= SEITENAUSZUG =
Widerstand formiert sich: EU-Staaten unterstützen eindeutig Syriens Opposition

Mit der Bildung eines gemeinsamen Oberkommandos bemühen sich die syrischen Rebellen um mehr internationale Anerkennung und um Zugang zu Waffen aus dem Ausland. Hilfe könnte auch aus der Europäischen Union kommen.

Die syrischen Regierungstruppen verlieren nach Angaben von Regimegegnern weiter an Boden. Aktivisten veröffentlichten am Montag Videoaufnahmen, die zeigen sollen, wie eine islamistische Brigade eine Kommandozentrale in Scheich Sleiman in der Provinz Aleppo einnimmt. Bei der Schlacht um den Stützpunkt sollen ein Soldat und zwei Rebellen getötet worden sein. 140 Soldaten seien geflohen, hieß es. Im Internet wurde am Montag ein weiteres Video veröffentlicht, auf dem zu sehen ist, wie ein etwa zehnjähriger Junge mit einem Schwert einem wehrlosen, am Boden liegenden Mann den Kopf abtrennt. Dabei wird der Junge von mehreren Männern angefeuert. Bei dem Toten soll es sich nach Informationen aus Oppositionskreisen um einen in Homs entführten Offizier des Assad-Regimes handeln. Bei Kämpfen in der Provinz Idlib sollen die Regierungstruppen am Montag sechs Mann verloren haben. Gefechte wurden auch aus Vierteln im Zentrum von Damaskus gemeldet. Bis zum Nachmittag zählten Aktivisten 29 Todesopfer, darunter sechs Kinder.

= AUFGABE =
Nenne alle Orts- und Provinznamen, die im Artikel über Syrien vorkommen. Die Einträge stammen aus einer anderen Quelle.

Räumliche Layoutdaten
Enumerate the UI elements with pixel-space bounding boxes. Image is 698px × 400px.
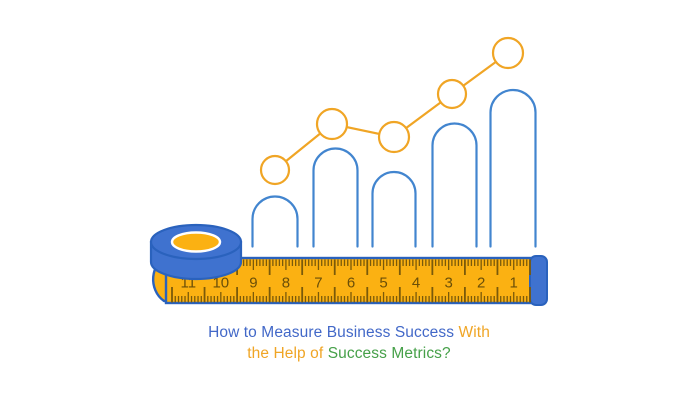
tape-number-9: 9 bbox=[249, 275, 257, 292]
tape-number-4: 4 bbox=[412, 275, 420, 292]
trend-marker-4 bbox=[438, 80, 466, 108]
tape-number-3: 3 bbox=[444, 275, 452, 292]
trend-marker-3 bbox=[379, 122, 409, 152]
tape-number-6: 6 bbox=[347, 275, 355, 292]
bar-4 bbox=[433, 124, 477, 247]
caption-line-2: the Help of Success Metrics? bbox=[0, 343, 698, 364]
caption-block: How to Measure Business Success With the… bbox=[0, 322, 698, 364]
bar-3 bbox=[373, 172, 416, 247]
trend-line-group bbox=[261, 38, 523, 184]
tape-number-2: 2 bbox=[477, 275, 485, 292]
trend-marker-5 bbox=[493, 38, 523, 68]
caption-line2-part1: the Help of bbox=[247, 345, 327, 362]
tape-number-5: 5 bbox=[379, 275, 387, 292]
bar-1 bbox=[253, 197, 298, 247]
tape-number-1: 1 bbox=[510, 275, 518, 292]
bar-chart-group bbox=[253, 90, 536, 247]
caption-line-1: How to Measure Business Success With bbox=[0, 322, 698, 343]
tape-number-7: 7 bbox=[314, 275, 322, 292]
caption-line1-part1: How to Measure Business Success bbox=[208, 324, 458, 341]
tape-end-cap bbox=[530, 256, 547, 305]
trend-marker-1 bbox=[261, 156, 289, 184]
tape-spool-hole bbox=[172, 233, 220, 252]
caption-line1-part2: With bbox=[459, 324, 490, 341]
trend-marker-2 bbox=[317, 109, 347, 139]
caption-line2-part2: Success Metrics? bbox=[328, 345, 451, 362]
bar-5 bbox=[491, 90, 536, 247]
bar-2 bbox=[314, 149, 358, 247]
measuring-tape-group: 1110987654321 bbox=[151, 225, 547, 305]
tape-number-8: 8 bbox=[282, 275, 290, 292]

= ERGEBNIS =
- Scheich Sleiman
- Aleppo
- Homs
- Idlib
- Damaskus